Retype each line exactly. Skip images.

*Exercise materials*

╔══

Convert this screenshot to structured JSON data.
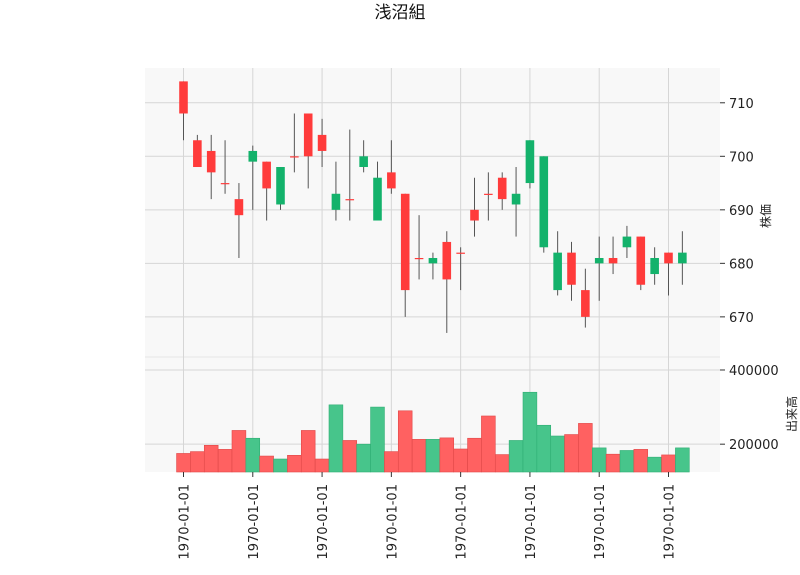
{
  "chart_data": {
    "type": "candlestick",
    "title": "浅沼組",
    "price_ylabel": "株価",
    "volume_ylabel": "出来高",
    "colors": {
      "up": "#ff3b3b",
      "down": "#13b26b",
      "up_volume": "#ff6161",
      "down_volume": "#47c58b",
      "grid": "#d6d6d6",
      "panel_bg": "#f8f8f8"
    },
    "price_ylim": [
      662.5,
      716.5
    ],
    "price_yticks": [
      670,
      680,
      690,
      700,
      710
    ],
    "volume_ylim": [
      125000,
      435000
    ],
    "volume_yticks": [
      200000,
      400000
    ],
    "volume_ytick_labels": [
      "200000",
      "400000"
    ],
    "xtick_indices": [
      0,
      5,
      10,
      15,
      20,
      25,
      30,
      35
    ],
    "xtick_labels": [
      "1970-01-01",
      "1970-01-01",
      "1970-01-01",
      "1970-01-01",
      "1970-01-01",
      "1970-01-01",
      "1970-01-01",
      "1970-01-01"
    ],
    "candles": [
      {
        "open": 708,
        "high": 714,
        "low": 703,
        "close": 714,
        "volume": 175000
      },
      {
        "open": 698,
        "high": 704,
        "low": 698,
        "close": 703,
        "volume": 180000
      },
      {
        "open": 697,
        "high": 704,
        "low": 692,
        "close": 701,
        "volume": 197000
      },
      {
        "open": 695,
        "high": 703,
        "low": 693,
        "close": 695,
        "volume": 186000
      },
      {
        "open": 689,
        "high": 695,
        "low": 681,
        "close": 692,
        "volume": 237000
      },
      {
        "open": 701,
        "high": 702,
        "low": 690,
        "close": 699,
        "volume": 216000
      },
      {
        "open": 694,
        "high": 699,
        "low": 688,
        "close": 699,
        "volume": 168000
      },
      {
        "open": 698,
        "high": 698,
        "low": 690,
        "close": 691,
        "volume": 160000
      },
      {
        "open": 700,
        "high": 708,
        "low": 697,
        "close": 700,
        "volume": 170000
      },
      {
        "open": 700,
        "high": 708,
        "low": 694,
        "close": 708,
        "volume": 237000
      },
      {
        "open": 701,
        "high": 707,
        "low": 698,
        "close": 704,
        "volume": 160000
      },
      {
        "open": 693,
        "high": 699,
        "low": 688,
        "close": 690,
        "volume": 306000
      },
      {
        "open": 692,
        "high": 705,
        "low": 688,
        "close": 692,
        "volume": 210000
      },
      {
        "open": 700,
        "high": 703,
        "low": 697,
        "close": 698,
        "volume": 200000
      },
      {
        "open": 696,
        "high": 699,
        "low": 688,
        "close": 688,
        "volume": 300000
      },
      {
        "open": 694,
        "high": 703,
        "low": 693,
        "close": 697,
        "volume": 180000
      },
      {
        "open": 675,
        "high": 693,
        "low": 670,
        "close": 693,
        "volume": 290000
      },
      {
        "open": 681,
        "high": 689,
        "low": 677,
        "close": 681,
        "volume": 213000
      },
      {
        "open": 681,
        "high": 682,
        "low": 677,
        "close": 680,
        "volume": 213000
      },
      {
        "open": 677,
        "high": 686,
        "low": 667,
        "close": 684,
        "volume": 217000
      },
      {
        "open": 682,
        "high": 683,
        "low": 675,
        "close": 682,
        "volume": 187000
      },
      {
        "open": 688,
        "high": 696,
        "low": 685,
        "close": 690,
        "volume": 216000
      },
      {
        "open": 693,
        "high": 697,
        "low": 688,
        "close": 693,
        "volume": 276000
      },
      {
        "open": 692,
        "high": 697,
        "low": 690,
        "close": 696,
        "volume": 172000
      },
      {
        "open": 693,
        "high": 698,
        "low": 685,
        "close": 691,
        "volume": 210000
      },
      {
        "open": 703,
        "high": 703,
        "low": 694,
        "close": 695,
        "volume": 340000
      },
      {
        "open": 700,
        "high": 700,
        "low": 682,
        "close": 683,
        "volume": 251000
      },
      {
        "open": 682,
        "high": 686,
        "low": 674,
        "close": 675,
        "volume": 222000
      },
      {
        "open": 676,
        "high": 684,
        "low": 673,
        "close": 682,
        "volume": 226000
      },
      {
        "open": 670,
        "high": 679,
        "low": 668,
        "close": 675,
        "volume": 256000
      },
      {
        "open": 681,
        "high": 685,
        "low": 673,
        "close": 680,
        "volume": 190000
      },
      {
        "open": 680,
        "high": 685,
        "low": 678,
        "close": 681,
        "volume": 173000
      },
      {
        "open": 685,
        "high": 687,
        "low": 681,
        "close": 683,
        "volume": 183000
      },
      {
        "open": 676,
        "high": 685,
        "low": 675,
        "close": 685,
        "volume": 186000
      },
      {
        "open": 681,
        "high": 683,
        "low": 676,
        "close": 678,
        "volume": 165000
      },
      {
        "open": 680,
        "high": 682,
        "low": 674,
        "close": 682,
        "volume": 171000
      },
      {
        "open": 682,
        "high": 686,
        "low": 676,
        "close": 680,
        "volume": 190000
      }
    ]
  }
}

╚══

*Answer to the task*
Convert this screenshot to structured JSON data.
{
  "chart_data": {
    "type": "candlestick",
    "title": "浅沼組",
    "price_ylabel": "株価",
    "volume_ylabel": "出来高",
    "colors": {
      "up": "#ff3b3b",
      "down": "#13b26b",
      "up_volume": "#ff6161",
      "down_volume": "#47c58b",
      "grid": "#d6d6d6",
      "panel_bg": "#f8f8f8"
    },
    "price_ylim": [
      662.5,
      716.5
    ],
    "price_yticks": [
      670,
      680,
      690,
      700,
      710
    ],
    "volume_ylim": [
      125000,
      435000
    ],
    "volume_yticks": [
      200000,
      400000
    ],
    "volume_ytick_labels": [
      "200000",
      "400000"
    ],
    "xtick_indices": [
      0,
      5,
      10,
      15,
      20,
      25,
      30,
      35
    ],
    "xtick_labels": [
      "1970-01-01",
      "1970-01-01",
      "1970-01-01",
      "1970-01-01",
      "1970-01-01",
      "1970-01-01",
      "1970-01-01",
      "1970-01-01"
    ],
    "candles": [
      {
        "open": 708,
        "high": 714,
        "low": 703,
        "close": 714,
        "volume": 175000
      },
      {
        "open": 698,
        "high": 704,
        "low": 698,
        "close": 703,
        "volume": 180000
      },
      {
        "open": 697,
        "high": 704,
        "low": 692,
        "close": 701,
        "volume": 197000
      },
      {
        "open": 695,
        "high": 703,
        "low": 693,
        "close": 695,
        "volume": 186000
      },
      {
        "open": 689,
        "high": 695,
        "low": 681,
        "close": 692,
        "volume": 237000
      },
      {
        "open": 701,
        "high": 702,
        "low": 690,
        "close": 699,
        "volume": 216000
      },
      {
        "open": 694,
        "high": 699,
        "low": 688,
        "close": 699,
        "volume": 168000
      },
      {
        "open": 698,
        "high": 698,
        "low": 690,
        "close": 691,
        "volume": 160000
      },
      {
        "open": 700,
        "high": 708,
        "low": 697,
        "close": 700,
        "volume": 170000
      },
      {
        "open": 700,
        "high": 708,
        "low": 694,
        "close": 708,
        "volume": 237000
      },
      {
        "open": 701,
        "high": 707,
        "low": 698,
        "close": 704,
        "volume": 160000
      },
      {
        "open": 693,
        "high": 699,
        "low": 688,
        "close": 690,
        "volume": 306000
      },
      {
        "open": 692,
        "high": 705,
        "low": 688,
        "close": 692,
        "volume": 210000
      },
      {
        "open": 700,
        "high": 703,
        "low": 697,
        "close": 698,
        "volume": 200000
      },
      {
        "open": 696,
        "high": 699,
        "low": 688,
        "close": 688,
        "volume": 300000
      },
      {
        "open": 694,
        "high": 703,
        "low": 693,
        "close": 697,
        "volume": 180000
      },
      {
        "open": 675,
        "high": 693,
        "low": 670,
        "close": 693,
        "volume": 290000
      },
      {
        "open": 681,
        "high": 689,
        "low": 677,
        "close": 681,
        "volume": 213000
      },
      {
        "open": 681,
        "high": 682,
        "low": 677,
        "close": 680,
        "volume": 213000
      },
      {
        "open": 677,
        "high": 686,
        "low": 667,
        "close": 684,
        "volume": 217000
      },
      {
        "open": 682,
        "high": 683,
        "low": 675,
        "close": 682,
        "volume": 187000
      },
      {
        "open": 688,
        "high": 696,
        "low": 685,
        "close": 690,
        "volume": 216000
      },
      {
        "open": 693,
        "high": 697,
        "low": 688,
        "close": 693,
        "volume": 276000
      },
      {
        "open": 692,
        "high": 697,
        "low": 690,
        "close": 696,
        "volume": 172000
      },
      {
        "open": 693,
        "high": 698,
        "low": 685,
        "close": 691,
        "volume": 210000
      },
      {
        "open": 703,
        "high": 703,
        "low": 694,
        "close": 695,
        "volume": 340000
      },
      {
        "open": 700,
        "high": 700,
        "low": 682,
        "close": 683,
        "volume": 251000
      },
      {
        "open": 682,
        "high": 686,
        "low": 674,
        "close": 675,
        "volume": 222000
      },
      {
        "open": 676,
        "high": 684,
        "low": 673,
        "close": 682,
        "volume": 226000
      },
      {
        "open": 670,
        "high": 679,
        "low": 668,
        "close": 675,
        "volume": 256000
      },
      {
        "open": 681,
        "high": 685,
        "low": 673,
        "close": 680,
        "volume": 190000
      },
      {
        "open": 680,
        "high": 685,
        "low": 678,
        "close": 681,
        "volume": 173000
      },
      {
        "open": 685,
        "high": 687,
        "low": 681,
        "close": 683,
        "volume": 183000
      },
      {
        "open": 676,
        "high": 685,
        "low": 675,
        "close": 685,
        "volume": 186000
      },
      {
        "open": 681,
        "high": 683,
        "low": 676,
        "close": 678,
        "volume": 165000
      },
      {
        "open": 680,
        "high": 682,
        "low": 674,
        "close": 682,
        "volume": 171000
      },
      {
        "open": 682,
        "high": 686,
        "low": 676,
        "close": 680,
        "volume": 190000
      }
    ]
  }
}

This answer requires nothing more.